• [WHAT YOU NEED TO DO] Find the string "JSON" in the records. Copy every line it appears in.
----------------------------------------
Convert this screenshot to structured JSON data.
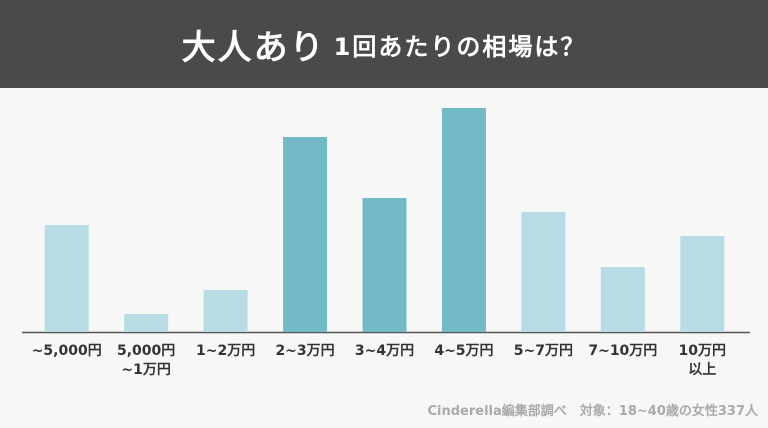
{
  "chart_data": {
    "type": "bar",
    "title": "大人あり",
    "subtitle": "1回あたりの相場は？",
    "categories": [
      "~5,000円",
      "5,000円\n~1万円",
      "1~2万円",
      "2~3万円",
      "3~4万円",
      "4~5万円",
      "5~7万円",
      "7~10万円",
      "10万円\n以上"
    ],
    "values": [
      107,
      18,
      42,
      195,
      134,
      224,
      120,
      65,
      96
    ],
    "colors": [
      "#b8dce3",
      "#b8dce3",
      "#b8dce3",
      "#74b9c6",
      "#74b9c6",
      "#74b9c6",
      "#b8dce3",
      "#b8dce3",
      "#b8dce3"
    ],
    "ylim": [
      0,
      240
    ],
    "source": "Cinderella編集部調べ　対象：18~40歳の女性337人"
  }
}
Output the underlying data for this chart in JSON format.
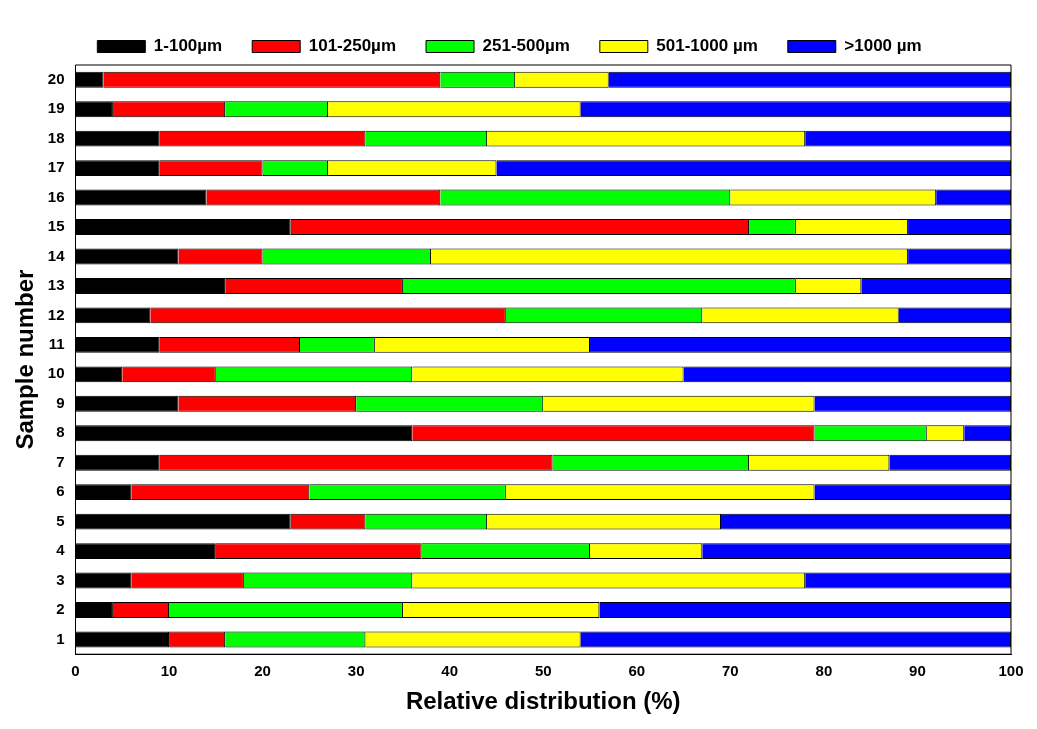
{
  "chart_data": {
    "type": "bar",
    "orientation": "horizontal",
    "stacked": true,
    "xlabel": "Relative distribution (%)",
    "ylabel": "Sample number",
    "categories": [
      "20",
      "19",
      "18",
      "17",
      "16",
      "15",
      "14",
      "13",
      "12",
      "11",
      "10",
      "9",
      "8",
      "7",
      "6",
      "5",
      "4",
      "3",
      "2",
      "1"
    ],
    "series": [
      {
        "name": "1-100µm",
        "color": "#000000",
        "values": [
          3,
          4,
          9,
          9,
          14,
          23,
          11,
          16,
          8,
          9,
          5,
          11,
          36,
          9,
          6,
          23,
          15,
          6,
          4,
          10
        ]
      },
      {
        "name": "101-250µm",
        "color": "#ff0000",
        "values": [
          36,
          12,
          22,
          11,
          25,
          49,
          9,
          19,
          38,
          15,
          10,
          19,
          43,
          42,
          19,
          8,
          22,
          12,
          6,
          6
        ]
      },
      {
        "name": "251-500µm",
        "color": "#00ff00",
        "values": [
          8,
          11,
          13,
          7,
          31,
          5,
          18,
          42,
          21,
          8,
          21,
          20,
          12,
          21,
          21,
          13,
          18,
          18,
          25,
          15
        ]
      },
      {
        "name": "501-1000 µm",
        "color": "#ffff00",
        "values": [
          10,
          27,
          34,
          18,
          22,
          12,
          51,
          7,
          21,
          23,
          29,
          29,
          4,
          15,
          33,
          25,
          12,
          42,
          21,
          23
        ]
      },
      {
        "name": ">1000 µm",
        "color": "#0000ff",
        "values": [
          43,
          46,
          22,
          55,
          8,
          11,
          11,
          16,
          12,
          45,
          35,
          21,
          5,
          13,
          21,
          31,
          33,
          22,
          44,
          46
        ]
      }
    ],
    "xlim": [
      0,
      100
    ],
    "xticks": [
      0,
      10,
      20,
      30,
      40,
      50,
      60,
      70,
      80,
      90,
      100
    ],
    "grid": false,
    "legend": "top"
  }
}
----------------------------------------
• [CORRECT RESULT]
Convert this screenshot to structured JSON data.
Output the underlying data for this chart in JSON format.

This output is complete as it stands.